— WRITTEN TASK —
Transcribe every entry word for word, but skip the images.

Stored dataset items:
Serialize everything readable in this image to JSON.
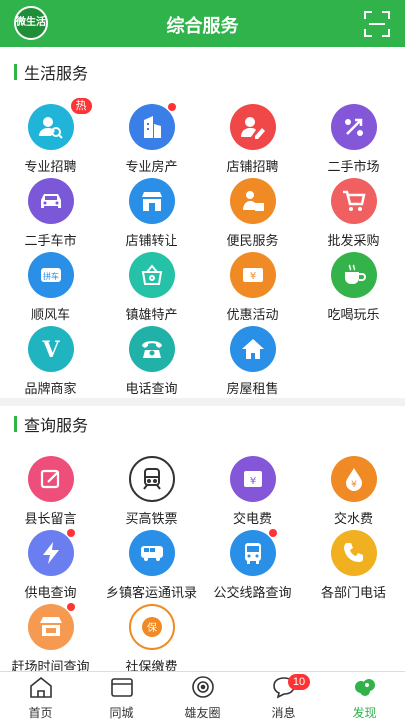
{
  "header": {
    "logo_text": "微生活",
    "title": "综合服务"
  },
  "sections": {
    "life": {
      "title": "生活服务"
    },
    "query": {
      "title": "查询服务"
    }
  },
  "life_items": [
    {
      "label": "专业招聘",
      "badge": "热"
    },
    {
      "label": "专业房产"
    },
    {
      "label": "店铺招聘"
    },
    {
      "label": "二手市场"
    },
    {
      "label": "二手车市"
    },
    {
      "label": "店铺转让"
    },
    {
      "label": "便民服务"
    },
    {
      "label": "批发采购"
    },
    {
      "label": "顺风车",
      "icon_text": "拼车"
    },
    {
      "label": "镇雄特产"
    },
    {
      "label": "优惠活动",
      "icon_text": "¥"
    },
    {
      "label": "吃喝玩乐"
    },
    {
      "label": "品牌商家",
      "icon_text": "V"
    },
    {
      "label": "电话查询"
    },
    {
      "label": "房屋租售"
    }
  ],
  "query_items": [
    {
      "label": "县长留言"
    },
    {
      "label": "买高铁票"
    },
    {
      "label": "交电费",
      "icon_text": "¥"
    },
    {
      "label": "交水费",
      "icon_text": "¥"
    },
    {
      "label": "供电查询"
    },
    {
      "label": "乡镇客运通讯录"
    },
    {
      "label": "公交线路查询"
    },
    {
      "label": "各部门电话"
    },
    {
      "label": "赶场时间查询"
    },
    {
      "label": "社保缴费",
      "icon_text": "保"
    }
  ],
  "tabs": [
    {
      "label": "首页"
    },
    {
      "label": "同城"
    },
    {
      "label": "雄友圈"
    },
    {
      "label": "消息",
      "badge": "10"
    },
    {
      "label": "发现"
    }
  ],
  "colors": {
    "brand": "#2fb34a",
    "badge": "#ff3333"
  }
}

— OUTPUT —
Serialize everything readable in this image to JSON.
{
  "header": {
    "logo_text": "微生活",
    "title": "综合服务"
  },
  "sections": {
    "life": {
      "title": "生活服务"
    },
    "query": {
      "title": "查询服务"
    }
  },
  "life_items": [
    {
      "label": "专业招聘",
      "badge": "热"
    },
    {
      "label": "专业房产"
    },
    {
      "label": "店铺招聘"
    },
    {
      "label": "二手市场"
    },
    {
      "label": "二手车市"
    },
    {
      "label": "店铺转让"
    },
    {
      "label": "便民服务"
    },
    {
      "label": "批发采购"
    },
    {
      "label": "顺风车",
      "icon_text": "拼车"
    },
    {
      "label": "镇雄特产"
    },
    {
      "label": "优惠活动",
      "icon_text": "¥"
    },
    {
      "label": "吃喝玩乐"
    },
    {
      "label": "品牌商家",
      "icon_text": "V"
    },
    {
      "label": "电话查询"
    },
    {
      "label": "房屋租售"
    }
  ],
  "query_items": [
    {
      "label": "县长留言"
    },
    {
      "label": "买高铁票"
    },
    {
      "label": "交电费",
      "icon_text": "¥"
    },
    {
      "label": "交水费",
      "icon_text": "¥"
    },
    {
      "label": "供电查询"
    },
    {
      "label": "乡镇客运通讯录"
    },
    {
      "label": "公交线路查询"
    },
    {
      "label": "各部门电话"
    },
    {
      "label": "赶场时间查询"
    },
    {
      "label": "社保缴费",
      "icon_text": "保"
    }
  ],
  "tabs": [
    {
      "label": "首页"
    },
    {
      "label": "同城"
    },
    {
      "label": "雄友圈"
    },
    {
      "label": "消息",
      "badge": "10"
    },
    {
      "label": "发现"
    }
  ],
  "colors": {
    "brand": "#2fb34a",
    "badge": "#ff3333"
  }
}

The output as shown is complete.